### Material supplied
::::::::

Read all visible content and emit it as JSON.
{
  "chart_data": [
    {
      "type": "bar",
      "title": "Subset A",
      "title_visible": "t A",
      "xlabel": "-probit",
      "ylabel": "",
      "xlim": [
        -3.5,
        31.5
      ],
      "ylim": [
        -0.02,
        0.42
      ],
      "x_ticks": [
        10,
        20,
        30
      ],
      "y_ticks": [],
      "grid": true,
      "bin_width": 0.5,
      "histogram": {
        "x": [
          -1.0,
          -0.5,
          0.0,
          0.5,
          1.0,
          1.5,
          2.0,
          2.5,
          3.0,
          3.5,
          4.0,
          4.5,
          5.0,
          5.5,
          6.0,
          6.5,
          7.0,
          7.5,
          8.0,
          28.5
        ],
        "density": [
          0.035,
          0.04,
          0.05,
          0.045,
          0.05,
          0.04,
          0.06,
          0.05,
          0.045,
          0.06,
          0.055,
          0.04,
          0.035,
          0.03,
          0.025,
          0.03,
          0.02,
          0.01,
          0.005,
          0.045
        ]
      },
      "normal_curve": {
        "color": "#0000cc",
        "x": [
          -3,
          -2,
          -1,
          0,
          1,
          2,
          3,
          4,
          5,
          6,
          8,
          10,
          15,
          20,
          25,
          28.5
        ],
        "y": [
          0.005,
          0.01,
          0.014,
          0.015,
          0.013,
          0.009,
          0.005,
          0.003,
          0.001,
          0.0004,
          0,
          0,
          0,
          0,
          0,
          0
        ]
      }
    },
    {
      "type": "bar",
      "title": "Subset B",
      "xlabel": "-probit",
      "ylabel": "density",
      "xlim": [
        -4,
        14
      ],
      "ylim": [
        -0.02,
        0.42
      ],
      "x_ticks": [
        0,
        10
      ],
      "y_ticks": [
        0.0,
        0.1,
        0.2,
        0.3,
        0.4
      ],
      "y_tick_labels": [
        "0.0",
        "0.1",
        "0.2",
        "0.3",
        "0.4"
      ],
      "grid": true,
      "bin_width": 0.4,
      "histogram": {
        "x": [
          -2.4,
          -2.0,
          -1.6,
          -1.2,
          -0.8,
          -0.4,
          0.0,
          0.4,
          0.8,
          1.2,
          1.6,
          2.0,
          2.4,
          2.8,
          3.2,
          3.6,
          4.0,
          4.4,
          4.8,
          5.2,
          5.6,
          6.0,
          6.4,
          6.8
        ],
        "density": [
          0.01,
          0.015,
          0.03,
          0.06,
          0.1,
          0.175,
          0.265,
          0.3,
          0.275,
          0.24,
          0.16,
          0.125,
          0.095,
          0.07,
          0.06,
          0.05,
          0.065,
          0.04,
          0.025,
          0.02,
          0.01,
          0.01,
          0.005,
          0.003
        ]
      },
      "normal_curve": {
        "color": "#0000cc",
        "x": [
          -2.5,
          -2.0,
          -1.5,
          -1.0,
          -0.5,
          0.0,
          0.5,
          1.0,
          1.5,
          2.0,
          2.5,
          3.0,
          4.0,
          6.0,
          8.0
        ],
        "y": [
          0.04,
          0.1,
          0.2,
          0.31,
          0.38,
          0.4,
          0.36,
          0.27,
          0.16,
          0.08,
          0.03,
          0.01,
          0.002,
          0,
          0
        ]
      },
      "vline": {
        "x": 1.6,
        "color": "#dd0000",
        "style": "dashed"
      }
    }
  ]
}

::::::::

### What the exercise asks
All of the data must be returned exactly.

### Solved problem
Read all visible content and emit it as JSON.
{
  "chart_data": [
    {
      "type": "bar",
      "title": "Subset A",
      "title_visible": "t A",
      "xlabel": "-probit",
      "ylabel": "",
      "xlim": [
        -3.5,
        31.5
      ],
      "ylim": [
        -0.02,
        0.42
      ],
      "x_ticks": [
        10,
        20,
        30
      ],
      "y_ticks": [],
      "grid": true,
      "bin_width": 0.5,
      "histogram": {
        "x": [
          -1.0,
          -0.5,
          0.0,
          0.5,
          1.0,
          1.5,
          2.0,
          2.5,
          3.0,
          3.5,
          4.0,
          4.5,
          5.0,
          5.5,
          6.0,
          6.5,
          7.0,
          7.5,
          8.0,
          28.5
        ],
        "density": [
          0.035,
          0.04,
          0.05,
          0.045,
          0.05,
          0.04,
          0.06,
          0.05,
          0.045,
          0.06,
          0.055,
          0.04,
          0.035,
          0.03,
          0.025,
          0.03,
          0.02,
          0.01,
          0.005,
          0.045
        ]
      },
      "normal_curve": {
        "color": "#0000cc",
        "x": [
          -3,
          -2,
          -1,
          0,
          1,
          2,
          3,
          4,
          5,
          6,
          8,
          10,
          15,
          20,
          25,
          28.5
        ],
        "y": [
          0.005,
          0.01,
          0.014,
          0.015,
          0.013,
          0.009,
          0.005,
          0.003,
          0.001,
          0.0004,
          0,
          0,
          0,
          0,
          0,
          0
        ]
      }
    },
    {
      "type": "bar",
      "title": "Subset B",
      "xlabel": "-probit",
      "ylabel": "density",
      "xlim": [
        -4,
        14
      ],
      "ylim": [
        -0.02,
        0.42
      ],
      "x_ticks": [
        0,
        10
      ],
      "y_ticks": [
        0.0,
        0.1,
        0.2,
        0.3,
        0.4
      ],
      "y_tick_labels": [
        "0.0",
        "0.1",
        "0.2",
        "0.3",
        "0.4"
      ],
      "grid": true,
      "bin_width": 0.4,
      "histogram": {
        "x": [
          -2.4,
          -2.0,
          -1.6,
          -1.2,
          -0.8,
          -0.4,
          0.0,
          0.4,
          0.8,
          1.2,
          1.6,
          2.0,
          2.4,
          2.8,
          3.2,
          3.6,
          4.0,
          4.4,
          4.8,
          5.2,
          5.6,
          6.0,
          6.4,
          6.8
        ],
        "density": [
          0.01,
          0.015,
          0.03,
          0.06,
          0.1,
          0.175,
          0.265,
          0.3,
          0.275,
          0.24,
          0.16,
          0.125,
          0.095,
          0.07,
          0.06,
          0.05,
          0.065,
          0.04,
          0.025,
          0.02,
          0.01,
          0.01,
          0.005,
          0.003
        ]
      },
      "normal_curve": {
        "color": "#0000cc",
        "x": [
          -2.5,
          -2.0,
          -1.5,
          -1.0,
          -0.5,
          0.0,
          0.5,
          1.0,
          1.5,
          2.0,
          2.5,
          3.0,
          4.0,
          6.0,
          8.0
        ],
        "y": [
          0.04,
          0.1,
          0.2,
          0.31,
          0.38,
          0.4,
          0.36,
          0.27,
          0.16,
          0.08,
          0.03,
          0.01,
          0.002,
          0,
          0
        ]
      },
      "vline": {
        "x": 1.6,
        "color": "#dd0000",
        "style": "dashed"
      }
    }
  ]
}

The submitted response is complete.